Job A :: Identify every numbered section heading in the passage about communication frames and containers, and give each with its number.

Given passage ::
----

In the example of FIG. 6, the communication control circuit 64 of the communication device 6-1 divides data of one packet payload PP based on the packet length; however, the embodiment is not limited to this example. For example, the host controller 4 may insert two packet payloads PP to be divided by the communication device 6 into the container payload CP of one container CT in advance. That is, the host controller 4 may control the division of data. In the example of FIG. 6, the container CT1 includes packet payloads PP1a and PP1b in advance. In this case, the communication control circuit 64 can divide data for each packet payload PP based on he number of packet payloads PP included in the container payload CP of the container CT1.

3.3 Specific Examples of Integrating Data Extracted from Containers of Communication Frames

A specific example of integrating data extracted from the containers CT of a plurality of communication frames FR will be described below with reference to FIG. 7. FIG. 7 is a diagram showing a specific example of integrating data extracted from the containers CT of a plurality of communication frames FR. In the example of FIG. 7, the communication device 6-1 integrates the container CT1 of the communication frame FR-1 and the container CT1 of the communication frame FR-2. In FIG. 7, the packet payload PP of a target container CT (the container CT1 of the communication frame FR-1 and the container CT1 of the communication frame FR-2) is shown to simplify the description and the other containers CT are not shown.

As shown in FIG. 7, the communication frame FR-1 of the lower hierarchy includes four containers CT1 to CT4. For example, the container CT1 of the communication frame FR-1 includes data of the packet payload PP1. Similarly, the container CT1 of the communication frame FR-2 includes data of a packet payload PP2. For example, the communication control circuit 64 (CONT) of the communication device 6-1 extracts data of the packet payload PP1 from the container payload CP of the container CT1 of the communication frame FR-1. The communication control circuit 64 refers to the packet header PH to compare the packet length and the container length. If the packet length is, for example, twice the container length, the communication control circuit 64 further extracts data of the packet payload PP2 from the container payload CP of the container CT1 of the communication frame FR-2. The communication control circuit 64 integrates the data of the packet payload PP1 and the data of the packet payload PP2. In other words, the communication control circuit 64 integrates the packet payload PP1 and the packet payload PP2. The communication control circuit 64 transmits a packet PK containing the integrated data (integrated container data) to the upper hierarchy.

4. Insertion of Data into Containers of Communication Frames

Next is a description of inserting data into the container CT of the communication frame FR.

4.1 Flow of Procedure for Inserting Data into Container of Communication Frame

The flow of a procedure for inserting data into the container CT of the communication frame FR will be described with reference to FIG. 8. FIG. 8 is a flowchart of a procedure for inserting data into the container CT of the communication frame FR.

----

Supplied material ::
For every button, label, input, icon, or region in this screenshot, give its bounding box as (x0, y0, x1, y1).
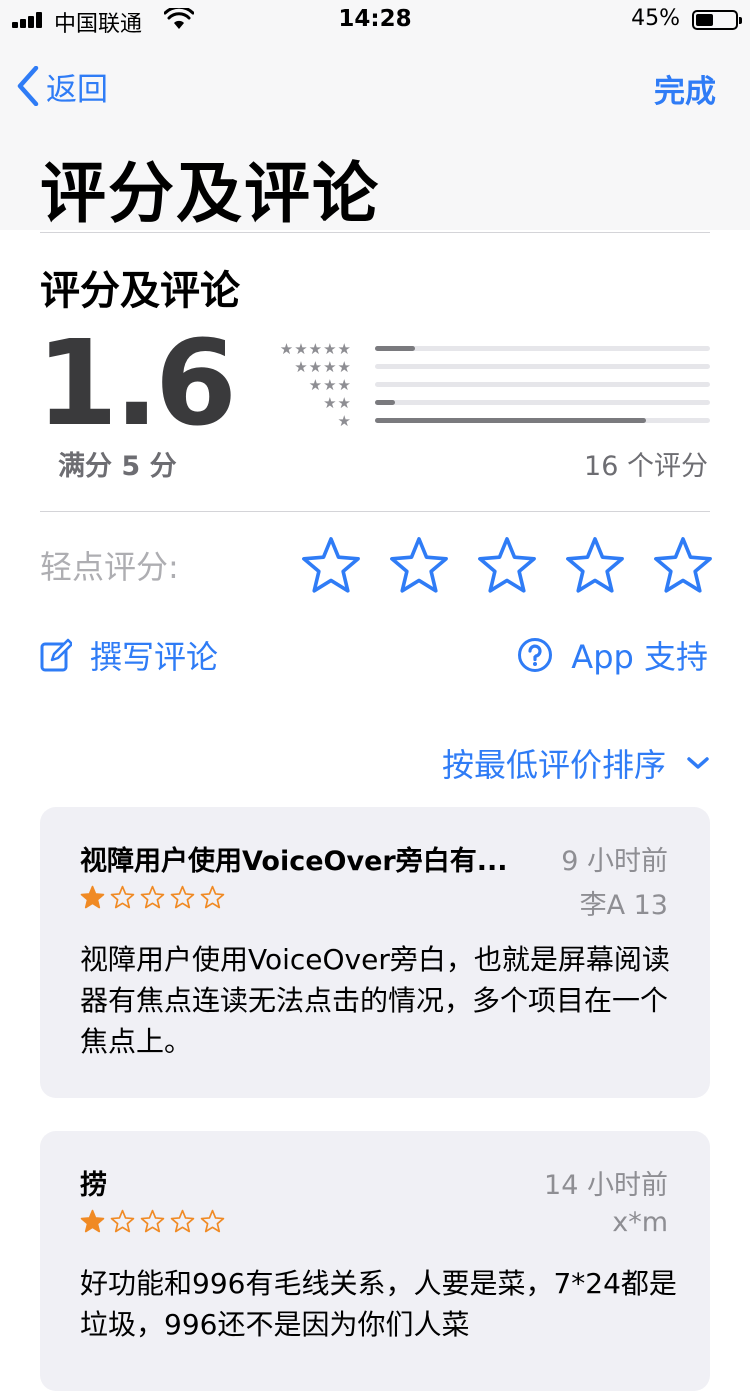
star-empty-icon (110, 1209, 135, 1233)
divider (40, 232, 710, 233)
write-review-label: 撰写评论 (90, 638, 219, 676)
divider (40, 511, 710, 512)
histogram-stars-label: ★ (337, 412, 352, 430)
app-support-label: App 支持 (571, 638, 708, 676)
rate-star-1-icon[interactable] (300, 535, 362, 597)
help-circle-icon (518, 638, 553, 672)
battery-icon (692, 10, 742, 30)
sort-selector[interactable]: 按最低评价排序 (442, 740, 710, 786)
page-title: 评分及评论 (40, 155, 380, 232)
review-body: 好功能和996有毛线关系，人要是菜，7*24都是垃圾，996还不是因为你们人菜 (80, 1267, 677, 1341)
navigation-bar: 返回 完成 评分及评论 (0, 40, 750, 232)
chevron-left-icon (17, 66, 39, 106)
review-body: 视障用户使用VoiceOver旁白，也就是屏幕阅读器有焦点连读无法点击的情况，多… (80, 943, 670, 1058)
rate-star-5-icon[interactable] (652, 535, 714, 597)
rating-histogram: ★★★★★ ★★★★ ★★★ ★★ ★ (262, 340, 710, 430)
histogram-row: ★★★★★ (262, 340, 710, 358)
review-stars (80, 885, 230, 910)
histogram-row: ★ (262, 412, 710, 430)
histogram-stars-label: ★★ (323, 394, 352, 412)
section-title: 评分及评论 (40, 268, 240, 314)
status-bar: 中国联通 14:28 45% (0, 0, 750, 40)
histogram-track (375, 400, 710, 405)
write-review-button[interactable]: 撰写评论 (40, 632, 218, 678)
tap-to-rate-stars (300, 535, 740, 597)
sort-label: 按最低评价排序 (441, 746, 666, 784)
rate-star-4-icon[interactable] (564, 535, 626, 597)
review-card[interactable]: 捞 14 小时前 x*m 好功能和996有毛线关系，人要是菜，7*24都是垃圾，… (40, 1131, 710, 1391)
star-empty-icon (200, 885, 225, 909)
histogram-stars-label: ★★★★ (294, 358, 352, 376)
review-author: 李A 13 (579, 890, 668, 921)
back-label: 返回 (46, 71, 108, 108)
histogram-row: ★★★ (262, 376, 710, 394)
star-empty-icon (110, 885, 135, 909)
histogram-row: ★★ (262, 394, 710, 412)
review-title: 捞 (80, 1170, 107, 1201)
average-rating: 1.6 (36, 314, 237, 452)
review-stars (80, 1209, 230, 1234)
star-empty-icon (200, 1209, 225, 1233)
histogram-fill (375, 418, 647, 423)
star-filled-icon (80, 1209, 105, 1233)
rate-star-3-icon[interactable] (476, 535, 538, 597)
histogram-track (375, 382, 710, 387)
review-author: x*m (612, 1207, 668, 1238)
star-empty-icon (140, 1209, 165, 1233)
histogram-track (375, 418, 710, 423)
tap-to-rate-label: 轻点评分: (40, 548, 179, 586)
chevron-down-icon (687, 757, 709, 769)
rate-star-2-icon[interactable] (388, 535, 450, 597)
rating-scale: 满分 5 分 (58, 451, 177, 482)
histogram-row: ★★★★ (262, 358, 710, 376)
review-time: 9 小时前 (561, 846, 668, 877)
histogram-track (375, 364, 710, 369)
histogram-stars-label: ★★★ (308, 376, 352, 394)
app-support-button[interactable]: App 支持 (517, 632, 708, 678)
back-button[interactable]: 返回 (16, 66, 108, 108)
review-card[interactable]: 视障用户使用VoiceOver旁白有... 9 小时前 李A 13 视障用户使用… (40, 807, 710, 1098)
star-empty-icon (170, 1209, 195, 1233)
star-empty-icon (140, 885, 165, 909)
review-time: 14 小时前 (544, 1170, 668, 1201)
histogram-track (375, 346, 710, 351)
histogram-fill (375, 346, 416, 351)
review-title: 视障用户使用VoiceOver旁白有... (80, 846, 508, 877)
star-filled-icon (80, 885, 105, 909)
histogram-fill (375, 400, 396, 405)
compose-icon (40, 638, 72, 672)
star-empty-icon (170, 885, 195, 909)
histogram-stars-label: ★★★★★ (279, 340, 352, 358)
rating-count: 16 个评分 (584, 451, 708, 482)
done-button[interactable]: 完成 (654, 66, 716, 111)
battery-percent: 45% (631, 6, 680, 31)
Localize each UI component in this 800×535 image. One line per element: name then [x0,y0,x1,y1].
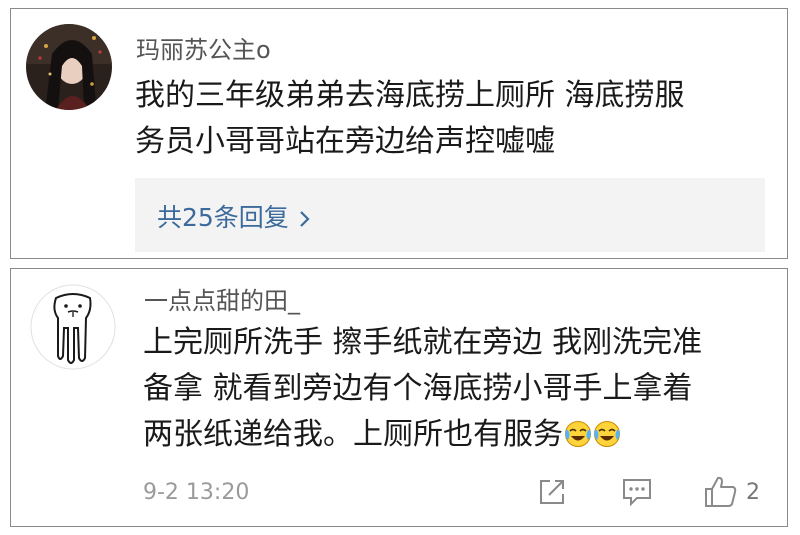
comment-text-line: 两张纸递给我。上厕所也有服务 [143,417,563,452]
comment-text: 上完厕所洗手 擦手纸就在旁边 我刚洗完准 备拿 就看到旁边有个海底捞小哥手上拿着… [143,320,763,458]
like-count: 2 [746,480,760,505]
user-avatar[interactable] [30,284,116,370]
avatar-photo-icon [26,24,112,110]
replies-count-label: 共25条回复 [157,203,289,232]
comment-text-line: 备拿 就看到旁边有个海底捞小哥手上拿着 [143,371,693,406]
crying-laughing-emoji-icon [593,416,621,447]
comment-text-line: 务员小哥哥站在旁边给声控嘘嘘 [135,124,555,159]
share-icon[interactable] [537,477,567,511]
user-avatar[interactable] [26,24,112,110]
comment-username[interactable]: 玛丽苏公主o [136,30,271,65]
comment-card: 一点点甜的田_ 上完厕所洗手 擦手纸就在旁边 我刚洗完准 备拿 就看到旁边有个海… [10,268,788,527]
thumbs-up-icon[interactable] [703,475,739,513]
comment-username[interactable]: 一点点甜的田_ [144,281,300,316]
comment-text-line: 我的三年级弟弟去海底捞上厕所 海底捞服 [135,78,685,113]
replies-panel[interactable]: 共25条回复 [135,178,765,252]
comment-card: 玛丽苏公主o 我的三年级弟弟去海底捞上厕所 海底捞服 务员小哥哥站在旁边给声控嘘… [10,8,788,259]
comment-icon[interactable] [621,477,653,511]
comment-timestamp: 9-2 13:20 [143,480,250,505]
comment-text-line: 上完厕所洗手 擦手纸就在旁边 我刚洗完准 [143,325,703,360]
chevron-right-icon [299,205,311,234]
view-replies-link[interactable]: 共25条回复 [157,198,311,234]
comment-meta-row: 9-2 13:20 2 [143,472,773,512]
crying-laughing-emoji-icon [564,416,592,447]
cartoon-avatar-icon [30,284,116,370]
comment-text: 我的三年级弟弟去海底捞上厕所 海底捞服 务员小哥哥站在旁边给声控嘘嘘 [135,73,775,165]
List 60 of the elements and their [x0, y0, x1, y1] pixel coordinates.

----

Job B :: From the rows above, reproduce the lines without changes. Begin with the line containing "star-empty-icon (110, 1209, 135, 1233)" and continue through the line containing "page-title: 评分及评论 (40, 155, 380, 232)".

Task output A ::
3.3 Specific Examples of Integrating Data Extracted from Containers of Communication Frames
4. Insertion of Data into Containers of Communication Frames
4.1 Flow of Procedure for Inserting Data into Container of Communication Frame

Task output B ::
star-empty-icon (110, 1209, 135, 1233)
divider (40, 232, 710, 233)
write-review-label: 撰写评论 (90, 638, 219, 676)
divider (40, 511, 710, 512)
histogram-stars-label: ★ (337, 412, 352, 430)
app-support-label: App 支持 (571, 638, 708, 676)
rate-star-1-icon[interactable] (300, 535, 362, 597)
help-circle-icon (518, 638, 553, 672)
battery-icon (692, 10, 742, 30)
sort-selector[interactable]: 按最低评价排序 (442, 740, 710, 786)
page-title: 评分及评论 (40, 155, 380, 232)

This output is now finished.